## REQUIREMENT
Retype the passage of the Tianjin coronavirus article between "Credit...China News Service, via" and "the outbreak emerged.", inclusive.

## STUDY TEXT
------------------------------------

Coronavirus Updates: Quarantine Ordered as Cases Are Linked to Shopping Center - The New York Times

Credit...China News Service, via Reuters

Nearly a third of the confirmed coronavirus cases in Tianjin, a city of more than 15 million about 70 miles southeast of Beijing, have been linked to one department store, adding to fears about rapid transmission in tightly clustered communities.

Of 102 confirmed cases in the city, at least 33 patients worked or shopped at a department store in the Baodi district, or had close contact with employees or customers, according to the Tianjin health authorities. Many of them had no history of travel to Wuhan, the city where the outbreak emerged.

Officials estimated that 11,700 customers had visited the shopping complex during a period in late January. The authorities said that those customers would be quarantined, and that the store itself, which they did not identify, had been sealed and disinfected.

It was not immediately clear how the authorities had tracked the shoppers, but health officials in the city have put out alerts on social media and on state news outlets urging residents to contact the government if they visited the store recently. News reports also said residents had been asked at various checkpoints in the city if they had been there.

------------------------------------

Page segmentation data
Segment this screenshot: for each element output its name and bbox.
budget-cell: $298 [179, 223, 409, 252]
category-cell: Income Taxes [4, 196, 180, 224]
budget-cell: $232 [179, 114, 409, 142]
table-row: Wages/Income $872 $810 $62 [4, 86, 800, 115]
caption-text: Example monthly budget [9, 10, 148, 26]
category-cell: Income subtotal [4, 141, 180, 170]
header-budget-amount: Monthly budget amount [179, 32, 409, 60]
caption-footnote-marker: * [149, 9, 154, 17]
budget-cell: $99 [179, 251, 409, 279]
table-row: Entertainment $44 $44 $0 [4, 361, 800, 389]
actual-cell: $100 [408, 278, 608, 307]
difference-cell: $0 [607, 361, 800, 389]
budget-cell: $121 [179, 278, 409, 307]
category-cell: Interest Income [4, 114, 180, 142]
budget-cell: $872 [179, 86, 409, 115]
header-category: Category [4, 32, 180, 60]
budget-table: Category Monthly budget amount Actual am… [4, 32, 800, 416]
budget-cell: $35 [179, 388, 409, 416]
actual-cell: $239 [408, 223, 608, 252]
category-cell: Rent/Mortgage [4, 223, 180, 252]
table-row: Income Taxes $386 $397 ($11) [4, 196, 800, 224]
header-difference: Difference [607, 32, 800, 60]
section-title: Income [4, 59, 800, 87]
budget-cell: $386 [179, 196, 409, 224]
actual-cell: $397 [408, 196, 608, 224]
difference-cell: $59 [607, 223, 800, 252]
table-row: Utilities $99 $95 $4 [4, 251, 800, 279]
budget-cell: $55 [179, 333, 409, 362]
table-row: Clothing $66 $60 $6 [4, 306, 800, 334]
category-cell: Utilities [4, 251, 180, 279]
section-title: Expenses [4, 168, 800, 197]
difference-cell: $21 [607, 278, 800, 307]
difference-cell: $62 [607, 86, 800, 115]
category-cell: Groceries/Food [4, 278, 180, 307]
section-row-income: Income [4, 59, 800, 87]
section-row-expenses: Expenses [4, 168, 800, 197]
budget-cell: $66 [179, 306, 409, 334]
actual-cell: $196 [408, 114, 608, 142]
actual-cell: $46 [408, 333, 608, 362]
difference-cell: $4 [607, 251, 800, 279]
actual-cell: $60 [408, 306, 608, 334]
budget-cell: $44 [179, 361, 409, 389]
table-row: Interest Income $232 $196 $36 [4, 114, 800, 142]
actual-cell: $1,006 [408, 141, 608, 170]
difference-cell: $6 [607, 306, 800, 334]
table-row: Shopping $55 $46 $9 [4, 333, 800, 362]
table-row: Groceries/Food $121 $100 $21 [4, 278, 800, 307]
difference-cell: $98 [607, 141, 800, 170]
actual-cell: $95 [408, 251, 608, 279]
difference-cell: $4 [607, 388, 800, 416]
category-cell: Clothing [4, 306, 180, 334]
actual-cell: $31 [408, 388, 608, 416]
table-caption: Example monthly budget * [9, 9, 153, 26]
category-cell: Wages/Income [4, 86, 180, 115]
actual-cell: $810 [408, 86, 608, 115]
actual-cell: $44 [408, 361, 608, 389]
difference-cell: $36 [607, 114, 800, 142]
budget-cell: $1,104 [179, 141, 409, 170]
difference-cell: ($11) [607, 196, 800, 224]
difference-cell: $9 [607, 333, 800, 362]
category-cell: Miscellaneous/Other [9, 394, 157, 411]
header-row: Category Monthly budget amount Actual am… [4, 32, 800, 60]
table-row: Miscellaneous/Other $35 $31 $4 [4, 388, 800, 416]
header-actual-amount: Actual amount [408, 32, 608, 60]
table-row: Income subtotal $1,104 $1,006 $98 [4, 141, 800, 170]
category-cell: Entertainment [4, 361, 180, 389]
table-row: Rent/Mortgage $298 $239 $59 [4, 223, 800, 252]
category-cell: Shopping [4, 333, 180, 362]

------------------------------------

## SOLUTION TO THIS PROBLEM
Credit...China News Service, via Reuters

Nearly a third of the confirmed coronavirus cases in Tianjin, a city of more than 15 million about 70 miles southeast of Beijing, have been linked to one department store, adding to fears about rapid transmission in tightly clustered communities.

Of 102 confirmed cases in the city, at least 33 patients worked or shopped at a department store in the Baodi district, or had close contact with employees or customers, according to the Tianjin health authorities. Many of them had no history of travel to Wuhan, the city where the outbreak emerged.